_Data in this exercise_

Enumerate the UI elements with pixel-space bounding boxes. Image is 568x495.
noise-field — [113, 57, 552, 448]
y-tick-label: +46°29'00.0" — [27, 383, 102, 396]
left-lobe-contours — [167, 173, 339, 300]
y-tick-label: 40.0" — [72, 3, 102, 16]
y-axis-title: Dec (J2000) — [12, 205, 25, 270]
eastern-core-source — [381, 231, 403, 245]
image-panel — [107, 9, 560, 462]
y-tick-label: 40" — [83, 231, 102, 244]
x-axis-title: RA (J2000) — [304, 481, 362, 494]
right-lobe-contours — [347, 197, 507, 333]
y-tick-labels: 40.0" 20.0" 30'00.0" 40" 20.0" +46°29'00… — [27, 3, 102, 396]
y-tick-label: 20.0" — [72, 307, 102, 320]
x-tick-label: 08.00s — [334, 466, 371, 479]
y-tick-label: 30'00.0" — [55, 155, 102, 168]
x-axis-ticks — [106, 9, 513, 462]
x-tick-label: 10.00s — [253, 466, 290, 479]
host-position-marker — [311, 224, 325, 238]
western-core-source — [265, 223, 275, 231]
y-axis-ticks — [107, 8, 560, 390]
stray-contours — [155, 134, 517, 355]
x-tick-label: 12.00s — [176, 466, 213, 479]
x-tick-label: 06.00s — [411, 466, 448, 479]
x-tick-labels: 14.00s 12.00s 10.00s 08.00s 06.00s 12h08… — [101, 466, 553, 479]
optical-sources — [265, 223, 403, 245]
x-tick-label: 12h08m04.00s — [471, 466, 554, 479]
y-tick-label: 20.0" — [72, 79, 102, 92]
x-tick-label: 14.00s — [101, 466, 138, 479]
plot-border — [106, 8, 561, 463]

_Direction_
Rename "noise-field" to "background-noise" throughout the entries above, and give every line again with nothing else changed.

_Task solution_
Enumerate the UI elements with pixel-space bounding boxes. Image is 568x495.
background-noise — [113, 57, 552, 448]
y-tick-label: +46°29'00.0" — [27, 383, 102, 396]
left-lobe-contours — [167, 173, 339, 300]
y-tick-label: 40.0" — [72, 3, 102, 16]
y-axis-title: Dec (J2000) — [12, 205, 25, 270]
eastern-core-source — [381, 231, 403, 245]
image-panel — [107, 9, 560, 462]
y-tick-label: 40" — [83, 231, 102, 244]
x-axis-title: RA (J2000) — [304, 481, 362, 494]
right-lobe-contours — [347, 197, 507, 333]
y-tick-labels: 40.0" 20.0" 30'00.0" 40" 20.0" +46°29'00… — [27, 3, 102, 396]
y-tick-label: 20.0" — [72, 307, 102, 320]
x-tick-label: 08.00s — [334, 466, 371, 479]
y-tick-label: 30'00.0" — [55, 155, 102, 168]
x-axis-ticks — [106, 9, 513, 462]
x-tick-label: 10.00s — [253, 466, 290, 479]
host-position-marker — [311, 224, 325, 238]
western-core-source — [265, 223, 275, 231]
y-axis-ticks — [107, 8, 560, 390]
stray-contours — [155, 134, 517, 355]
x-tick-label: 12.00s — [176, 466, 213, 479]
x-tick-label: 06.00s — [411, 466, 448, 479]
x-tick-labels: 14.00s 12.00s 10.00s 08.00s 06.00s 12h08… — [101, 466, 553, 479]
optical-sources — [265, 223, 403, 245]
x-tick-label: 12h08m04.00s — [471, 466, 554, 479]
y-tick-label: 20.0" — [72, 79, 102, 92]
x-tick-label: 14.00s — [101, 466, 138, 479]
plot-border — [106, 8, 561, 463]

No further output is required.